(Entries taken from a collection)

*-*-*

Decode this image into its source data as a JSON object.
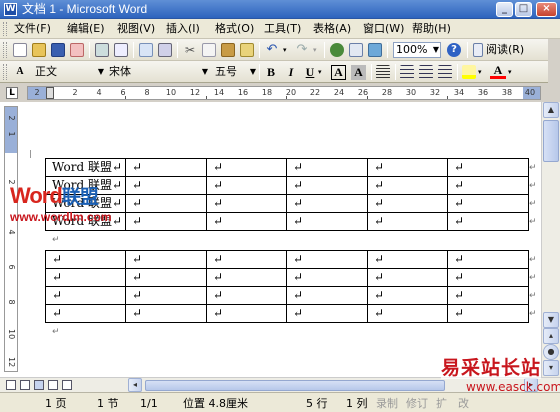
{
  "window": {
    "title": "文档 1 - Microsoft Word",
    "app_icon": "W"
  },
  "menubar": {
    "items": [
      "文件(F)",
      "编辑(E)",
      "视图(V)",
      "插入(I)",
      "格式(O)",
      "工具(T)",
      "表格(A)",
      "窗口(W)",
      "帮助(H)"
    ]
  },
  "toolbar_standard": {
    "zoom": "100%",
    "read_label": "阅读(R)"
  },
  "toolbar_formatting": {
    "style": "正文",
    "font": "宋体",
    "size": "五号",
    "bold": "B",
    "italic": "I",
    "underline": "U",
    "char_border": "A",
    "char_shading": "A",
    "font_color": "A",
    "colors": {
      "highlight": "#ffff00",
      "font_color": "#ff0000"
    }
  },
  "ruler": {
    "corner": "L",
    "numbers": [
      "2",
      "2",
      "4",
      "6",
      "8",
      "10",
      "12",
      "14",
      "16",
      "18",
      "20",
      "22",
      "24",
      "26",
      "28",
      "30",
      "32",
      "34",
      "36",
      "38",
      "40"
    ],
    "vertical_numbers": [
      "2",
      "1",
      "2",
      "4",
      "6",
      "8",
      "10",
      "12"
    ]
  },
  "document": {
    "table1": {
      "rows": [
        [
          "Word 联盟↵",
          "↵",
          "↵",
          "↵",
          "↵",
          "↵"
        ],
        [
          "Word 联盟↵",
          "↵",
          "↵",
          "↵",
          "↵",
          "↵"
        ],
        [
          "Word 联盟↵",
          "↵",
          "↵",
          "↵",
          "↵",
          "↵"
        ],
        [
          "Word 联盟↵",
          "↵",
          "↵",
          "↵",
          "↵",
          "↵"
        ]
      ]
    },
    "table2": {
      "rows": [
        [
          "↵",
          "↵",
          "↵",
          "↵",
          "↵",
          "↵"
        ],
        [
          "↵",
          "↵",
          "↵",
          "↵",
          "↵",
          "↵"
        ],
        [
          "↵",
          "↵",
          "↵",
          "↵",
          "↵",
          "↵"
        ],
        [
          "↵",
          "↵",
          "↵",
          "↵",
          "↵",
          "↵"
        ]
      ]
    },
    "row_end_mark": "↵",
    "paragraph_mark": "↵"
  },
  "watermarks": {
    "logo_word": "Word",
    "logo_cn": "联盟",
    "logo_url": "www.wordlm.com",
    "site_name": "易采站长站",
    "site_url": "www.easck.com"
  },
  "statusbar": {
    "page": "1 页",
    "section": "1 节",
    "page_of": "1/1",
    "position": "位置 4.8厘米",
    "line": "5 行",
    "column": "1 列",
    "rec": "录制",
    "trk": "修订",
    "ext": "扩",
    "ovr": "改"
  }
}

*-*-*

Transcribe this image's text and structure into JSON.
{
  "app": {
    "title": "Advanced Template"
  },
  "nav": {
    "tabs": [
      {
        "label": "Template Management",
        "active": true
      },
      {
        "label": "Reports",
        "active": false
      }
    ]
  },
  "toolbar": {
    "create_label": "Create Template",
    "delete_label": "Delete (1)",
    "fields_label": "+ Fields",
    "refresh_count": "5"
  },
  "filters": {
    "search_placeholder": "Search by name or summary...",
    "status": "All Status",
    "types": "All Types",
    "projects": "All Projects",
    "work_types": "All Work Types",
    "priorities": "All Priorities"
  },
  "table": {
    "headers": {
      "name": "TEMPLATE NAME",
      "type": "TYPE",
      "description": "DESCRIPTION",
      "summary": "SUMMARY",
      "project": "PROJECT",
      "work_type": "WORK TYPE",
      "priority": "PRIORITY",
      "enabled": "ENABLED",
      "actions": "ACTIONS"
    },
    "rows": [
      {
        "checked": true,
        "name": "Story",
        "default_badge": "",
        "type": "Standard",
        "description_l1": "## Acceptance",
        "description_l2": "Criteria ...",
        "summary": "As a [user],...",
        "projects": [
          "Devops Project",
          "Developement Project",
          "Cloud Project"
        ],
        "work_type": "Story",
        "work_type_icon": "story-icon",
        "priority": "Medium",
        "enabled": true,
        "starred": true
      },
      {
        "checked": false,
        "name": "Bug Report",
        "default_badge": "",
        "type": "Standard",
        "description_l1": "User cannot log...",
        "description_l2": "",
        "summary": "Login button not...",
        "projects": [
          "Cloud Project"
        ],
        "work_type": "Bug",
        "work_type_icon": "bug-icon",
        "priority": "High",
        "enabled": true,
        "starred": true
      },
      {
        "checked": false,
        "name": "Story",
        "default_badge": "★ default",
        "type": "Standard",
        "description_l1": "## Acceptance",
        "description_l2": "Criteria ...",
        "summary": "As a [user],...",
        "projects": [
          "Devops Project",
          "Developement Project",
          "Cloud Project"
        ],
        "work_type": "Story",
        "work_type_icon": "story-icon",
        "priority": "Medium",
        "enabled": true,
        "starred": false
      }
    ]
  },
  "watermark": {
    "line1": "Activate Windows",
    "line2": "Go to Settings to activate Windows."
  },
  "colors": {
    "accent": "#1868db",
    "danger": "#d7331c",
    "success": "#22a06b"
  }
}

*-*-*

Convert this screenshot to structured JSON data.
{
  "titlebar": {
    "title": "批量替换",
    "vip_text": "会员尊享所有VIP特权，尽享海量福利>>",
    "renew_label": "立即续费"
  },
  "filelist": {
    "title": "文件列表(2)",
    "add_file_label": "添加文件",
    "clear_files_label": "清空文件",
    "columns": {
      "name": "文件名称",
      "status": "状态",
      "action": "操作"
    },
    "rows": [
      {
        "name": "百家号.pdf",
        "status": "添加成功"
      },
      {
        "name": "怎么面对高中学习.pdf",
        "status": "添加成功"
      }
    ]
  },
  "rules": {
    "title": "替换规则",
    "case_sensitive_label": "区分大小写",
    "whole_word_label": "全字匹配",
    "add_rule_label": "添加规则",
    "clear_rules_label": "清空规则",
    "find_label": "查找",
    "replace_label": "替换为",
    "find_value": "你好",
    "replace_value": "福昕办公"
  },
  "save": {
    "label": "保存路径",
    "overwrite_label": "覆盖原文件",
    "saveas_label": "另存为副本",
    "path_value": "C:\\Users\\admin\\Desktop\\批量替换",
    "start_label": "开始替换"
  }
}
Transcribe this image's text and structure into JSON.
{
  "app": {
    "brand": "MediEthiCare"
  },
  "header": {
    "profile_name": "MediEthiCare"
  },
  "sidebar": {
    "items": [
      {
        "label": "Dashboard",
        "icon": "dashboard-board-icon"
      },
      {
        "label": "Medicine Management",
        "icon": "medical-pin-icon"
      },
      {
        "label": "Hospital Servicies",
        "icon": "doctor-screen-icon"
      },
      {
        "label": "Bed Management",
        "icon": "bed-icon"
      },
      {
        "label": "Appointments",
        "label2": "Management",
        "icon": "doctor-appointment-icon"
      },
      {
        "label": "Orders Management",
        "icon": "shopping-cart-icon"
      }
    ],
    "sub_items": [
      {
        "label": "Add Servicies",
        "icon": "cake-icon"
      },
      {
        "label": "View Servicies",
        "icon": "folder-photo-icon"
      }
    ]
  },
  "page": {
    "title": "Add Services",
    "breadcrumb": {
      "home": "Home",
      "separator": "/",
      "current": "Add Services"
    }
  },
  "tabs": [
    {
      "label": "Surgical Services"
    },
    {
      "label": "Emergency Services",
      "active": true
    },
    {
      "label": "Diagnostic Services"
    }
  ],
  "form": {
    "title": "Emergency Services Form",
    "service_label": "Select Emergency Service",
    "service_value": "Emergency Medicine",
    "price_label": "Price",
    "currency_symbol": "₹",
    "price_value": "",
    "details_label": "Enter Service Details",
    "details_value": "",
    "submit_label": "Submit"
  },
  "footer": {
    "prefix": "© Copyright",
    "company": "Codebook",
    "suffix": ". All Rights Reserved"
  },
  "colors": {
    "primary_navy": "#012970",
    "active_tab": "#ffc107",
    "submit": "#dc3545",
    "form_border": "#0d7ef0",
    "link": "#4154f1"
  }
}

*-*-*

Copy all lines from the material that contain "data".

▶ _Answer to this problem_
Decode this image into its source data as a JSON object.
Convert this screenshot to structured JSON data.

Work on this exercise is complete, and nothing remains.